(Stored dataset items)
start
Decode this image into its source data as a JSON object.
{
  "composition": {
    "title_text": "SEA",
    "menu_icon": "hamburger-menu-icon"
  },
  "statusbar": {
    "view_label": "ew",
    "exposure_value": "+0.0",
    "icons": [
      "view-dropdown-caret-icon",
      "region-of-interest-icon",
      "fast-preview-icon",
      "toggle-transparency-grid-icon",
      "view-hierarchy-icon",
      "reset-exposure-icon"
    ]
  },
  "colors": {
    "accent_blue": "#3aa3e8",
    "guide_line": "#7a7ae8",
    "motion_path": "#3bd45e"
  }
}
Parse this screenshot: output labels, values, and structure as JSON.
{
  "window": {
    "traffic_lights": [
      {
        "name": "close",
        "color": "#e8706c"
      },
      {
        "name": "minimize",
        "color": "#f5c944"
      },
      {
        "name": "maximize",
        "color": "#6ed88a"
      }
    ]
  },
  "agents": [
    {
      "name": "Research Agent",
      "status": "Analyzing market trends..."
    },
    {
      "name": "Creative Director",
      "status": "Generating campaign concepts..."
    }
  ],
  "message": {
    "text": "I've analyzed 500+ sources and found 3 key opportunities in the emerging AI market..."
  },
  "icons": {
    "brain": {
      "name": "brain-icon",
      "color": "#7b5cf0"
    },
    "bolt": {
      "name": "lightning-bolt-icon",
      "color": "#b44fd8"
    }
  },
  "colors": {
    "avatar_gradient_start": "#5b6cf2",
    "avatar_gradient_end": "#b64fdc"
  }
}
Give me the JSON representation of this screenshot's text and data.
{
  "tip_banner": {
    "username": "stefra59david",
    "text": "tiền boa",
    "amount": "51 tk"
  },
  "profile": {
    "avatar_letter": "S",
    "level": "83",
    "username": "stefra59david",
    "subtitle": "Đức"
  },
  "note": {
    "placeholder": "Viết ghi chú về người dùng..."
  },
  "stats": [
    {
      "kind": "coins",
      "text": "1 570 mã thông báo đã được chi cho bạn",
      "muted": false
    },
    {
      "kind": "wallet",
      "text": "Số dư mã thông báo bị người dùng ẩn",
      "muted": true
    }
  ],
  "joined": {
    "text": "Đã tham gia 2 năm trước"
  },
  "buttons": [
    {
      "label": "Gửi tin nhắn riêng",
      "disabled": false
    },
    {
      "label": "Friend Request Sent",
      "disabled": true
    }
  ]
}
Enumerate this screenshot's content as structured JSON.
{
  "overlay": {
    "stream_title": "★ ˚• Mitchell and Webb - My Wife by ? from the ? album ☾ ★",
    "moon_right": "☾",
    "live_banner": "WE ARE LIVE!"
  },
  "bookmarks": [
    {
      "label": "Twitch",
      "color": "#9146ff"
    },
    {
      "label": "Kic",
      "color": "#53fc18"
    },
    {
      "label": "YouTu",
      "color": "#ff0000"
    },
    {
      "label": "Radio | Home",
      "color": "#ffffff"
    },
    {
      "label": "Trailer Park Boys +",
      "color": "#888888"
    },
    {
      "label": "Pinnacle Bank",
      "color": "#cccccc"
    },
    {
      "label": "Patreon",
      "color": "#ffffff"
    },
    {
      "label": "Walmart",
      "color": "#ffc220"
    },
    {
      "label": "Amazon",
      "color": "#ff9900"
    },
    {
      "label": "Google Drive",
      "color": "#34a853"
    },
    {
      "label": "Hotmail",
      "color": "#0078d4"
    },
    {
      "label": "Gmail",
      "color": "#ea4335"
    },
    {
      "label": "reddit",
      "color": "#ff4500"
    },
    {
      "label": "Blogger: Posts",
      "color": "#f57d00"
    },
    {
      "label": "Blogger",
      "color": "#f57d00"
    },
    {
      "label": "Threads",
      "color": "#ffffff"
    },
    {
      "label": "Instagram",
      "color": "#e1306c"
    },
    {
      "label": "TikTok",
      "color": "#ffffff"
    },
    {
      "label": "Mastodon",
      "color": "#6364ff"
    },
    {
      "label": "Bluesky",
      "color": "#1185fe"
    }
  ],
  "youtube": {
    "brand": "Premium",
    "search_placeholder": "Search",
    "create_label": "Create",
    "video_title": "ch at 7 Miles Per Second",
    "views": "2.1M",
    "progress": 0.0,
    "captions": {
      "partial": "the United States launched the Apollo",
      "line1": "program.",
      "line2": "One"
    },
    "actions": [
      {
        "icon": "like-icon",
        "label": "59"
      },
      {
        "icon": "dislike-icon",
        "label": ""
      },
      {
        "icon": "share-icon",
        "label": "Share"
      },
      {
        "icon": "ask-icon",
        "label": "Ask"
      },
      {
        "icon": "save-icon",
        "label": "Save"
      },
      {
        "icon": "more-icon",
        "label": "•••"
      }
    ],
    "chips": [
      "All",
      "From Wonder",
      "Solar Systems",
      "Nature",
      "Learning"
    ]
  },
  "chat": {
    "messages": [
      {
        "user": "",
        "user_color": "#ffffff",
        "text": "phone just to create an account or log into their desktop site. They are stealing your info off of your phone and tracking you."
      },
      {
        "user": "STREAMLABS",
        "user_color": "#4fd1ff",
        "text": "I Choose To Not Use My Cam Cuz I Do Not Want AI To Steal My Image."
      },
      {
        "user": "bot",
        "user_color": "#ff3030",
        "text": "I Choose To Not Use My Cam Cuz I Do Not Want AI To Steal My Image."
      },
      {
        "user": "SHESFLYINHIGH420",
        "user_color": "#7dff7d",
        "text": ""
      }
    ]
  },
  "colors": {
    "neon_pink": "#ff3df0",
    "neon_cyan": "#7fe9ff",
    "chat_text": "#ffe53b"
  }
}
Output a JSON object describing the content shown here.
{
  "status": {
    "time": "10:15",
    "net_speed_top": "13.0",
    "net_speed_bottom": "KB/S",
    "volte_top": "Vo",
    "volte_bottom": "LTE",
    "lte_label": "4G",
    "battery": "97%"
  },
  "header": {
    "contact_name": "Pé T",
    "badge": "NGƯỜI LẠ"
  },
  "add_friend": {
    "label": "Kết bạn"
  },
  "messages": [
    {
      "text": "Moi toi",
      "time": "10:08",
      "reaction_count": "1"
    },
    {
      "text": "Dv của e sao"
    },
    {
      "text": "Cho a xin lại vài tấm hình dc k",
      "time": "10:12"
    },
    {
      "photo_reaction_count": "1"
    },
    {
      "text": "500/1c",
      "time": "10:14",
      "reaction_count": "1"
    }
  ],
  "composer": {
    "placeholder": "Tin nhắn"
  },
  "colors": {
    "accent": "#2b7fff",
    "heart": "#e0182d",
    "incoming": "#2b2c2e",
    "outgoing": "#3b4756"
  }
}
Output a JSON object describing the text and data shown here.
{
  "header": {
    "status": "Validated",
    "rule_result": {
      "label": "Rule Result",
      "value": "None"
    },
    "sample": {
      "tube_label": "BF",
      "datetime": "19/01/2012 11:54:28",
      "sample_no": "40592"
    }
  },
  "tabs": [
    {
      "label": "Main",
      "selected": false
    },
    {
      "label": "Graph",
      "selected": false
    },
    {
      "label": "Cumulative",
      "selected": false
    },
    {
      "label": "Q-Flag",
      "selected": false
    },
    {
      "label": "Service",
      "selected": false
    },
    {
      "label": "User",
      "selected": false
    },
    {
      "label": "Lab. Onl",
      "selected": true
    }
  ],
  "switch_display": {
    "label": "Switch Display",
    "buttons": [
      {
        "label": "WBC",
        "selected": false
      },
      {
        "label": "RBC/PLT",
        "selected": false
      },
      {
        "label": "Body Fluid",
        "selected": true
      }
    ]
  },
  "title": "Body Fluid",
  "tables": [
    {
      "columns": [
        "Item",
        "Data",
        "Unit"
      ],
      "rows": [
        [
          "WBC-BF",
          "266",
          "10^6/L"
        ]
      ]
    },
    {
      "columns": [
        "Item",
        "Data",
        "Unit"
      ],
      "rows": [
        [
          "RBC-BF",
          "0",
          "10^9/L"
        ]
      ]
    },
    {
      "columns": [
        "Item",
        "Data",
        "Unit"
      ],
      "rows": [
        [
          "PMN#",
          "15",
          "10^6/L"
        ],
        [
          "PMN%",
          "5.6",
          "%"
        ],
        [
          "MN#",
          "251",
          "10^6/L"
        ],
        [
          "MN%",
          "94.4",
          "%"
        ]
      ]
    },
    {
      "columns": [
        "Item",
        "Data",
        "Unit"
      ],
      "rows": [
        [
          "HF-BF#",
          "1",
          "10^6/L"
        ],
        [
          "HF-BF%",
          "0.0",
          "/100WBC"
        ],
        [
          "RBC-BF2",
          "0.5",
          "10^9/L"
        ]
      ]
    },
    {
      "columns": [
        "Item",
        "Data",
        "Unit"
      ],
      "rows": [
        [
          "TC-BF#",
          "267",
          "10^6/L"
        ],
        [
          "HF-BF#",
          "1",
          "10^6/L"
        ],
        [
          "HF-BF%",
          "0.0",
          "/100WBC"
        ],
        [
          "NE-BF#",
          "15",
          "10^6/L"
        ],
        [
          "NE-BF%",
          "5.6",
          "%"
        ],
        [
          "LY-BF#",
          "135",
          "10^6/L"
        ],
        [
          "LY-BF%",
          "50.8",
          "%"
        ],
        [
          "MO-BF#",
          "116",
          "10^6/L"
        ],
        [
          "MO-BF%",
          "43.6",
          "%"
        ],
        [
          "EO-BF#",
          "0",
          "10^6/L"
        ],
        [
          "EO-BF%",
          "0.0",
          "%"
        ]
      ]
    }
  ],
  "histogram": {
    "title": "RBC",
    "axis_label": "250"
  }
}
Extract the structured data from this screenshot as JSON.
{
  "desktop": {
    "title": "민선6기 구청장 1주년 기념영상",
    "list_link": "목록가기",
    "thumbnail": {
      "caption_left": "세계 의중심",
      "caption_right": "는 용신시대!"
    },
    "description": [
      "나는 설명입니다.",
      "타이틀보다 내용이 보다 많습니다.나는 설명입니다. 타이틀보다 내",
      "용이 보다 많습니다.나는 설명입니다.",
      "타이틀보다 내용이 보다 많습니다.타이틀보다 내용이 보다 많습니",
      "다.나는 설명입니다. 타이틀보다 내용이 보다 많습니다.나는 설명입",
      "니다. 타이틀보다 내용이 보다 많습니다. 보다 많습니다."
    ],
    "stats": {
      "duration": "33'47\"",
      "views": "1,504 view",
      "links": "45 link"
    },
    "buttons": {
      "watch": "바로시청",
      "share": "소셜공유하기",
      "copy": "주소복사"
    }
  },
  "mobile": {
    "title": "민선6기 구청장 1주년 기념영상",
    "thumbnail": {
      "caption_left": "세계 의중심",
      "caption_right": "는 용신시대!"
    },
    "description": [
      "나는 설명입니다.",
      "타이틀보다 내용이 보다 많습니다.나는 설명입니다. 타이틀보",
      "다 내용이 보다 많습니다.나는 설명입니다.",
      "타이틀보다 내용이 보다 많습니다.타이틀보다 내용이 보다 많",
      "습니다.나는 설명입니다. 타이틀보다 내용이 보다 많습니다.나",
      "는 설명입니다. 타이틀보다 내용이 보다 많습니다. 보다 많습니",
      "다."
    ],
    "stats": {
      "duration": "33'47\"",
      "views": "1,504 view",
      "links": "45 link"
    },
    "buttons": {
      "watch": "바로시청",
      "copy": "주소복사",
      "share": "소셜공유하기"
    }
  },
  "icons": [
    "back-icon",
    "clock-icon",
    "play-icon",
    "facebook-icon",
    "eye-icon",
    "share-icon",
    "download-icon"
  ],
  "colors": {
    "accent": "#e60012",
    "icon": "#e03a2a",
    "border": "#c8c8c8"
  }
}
end
▸ **AIM**
Lines of the material that contain the word "thông" are to be gathered.

▸ **THE RESPONSE**
      "text": "1 570 mã thông báo đã được chi cho bạn",
      "text": "Số dư mã thông báo bị người dùng ẩn",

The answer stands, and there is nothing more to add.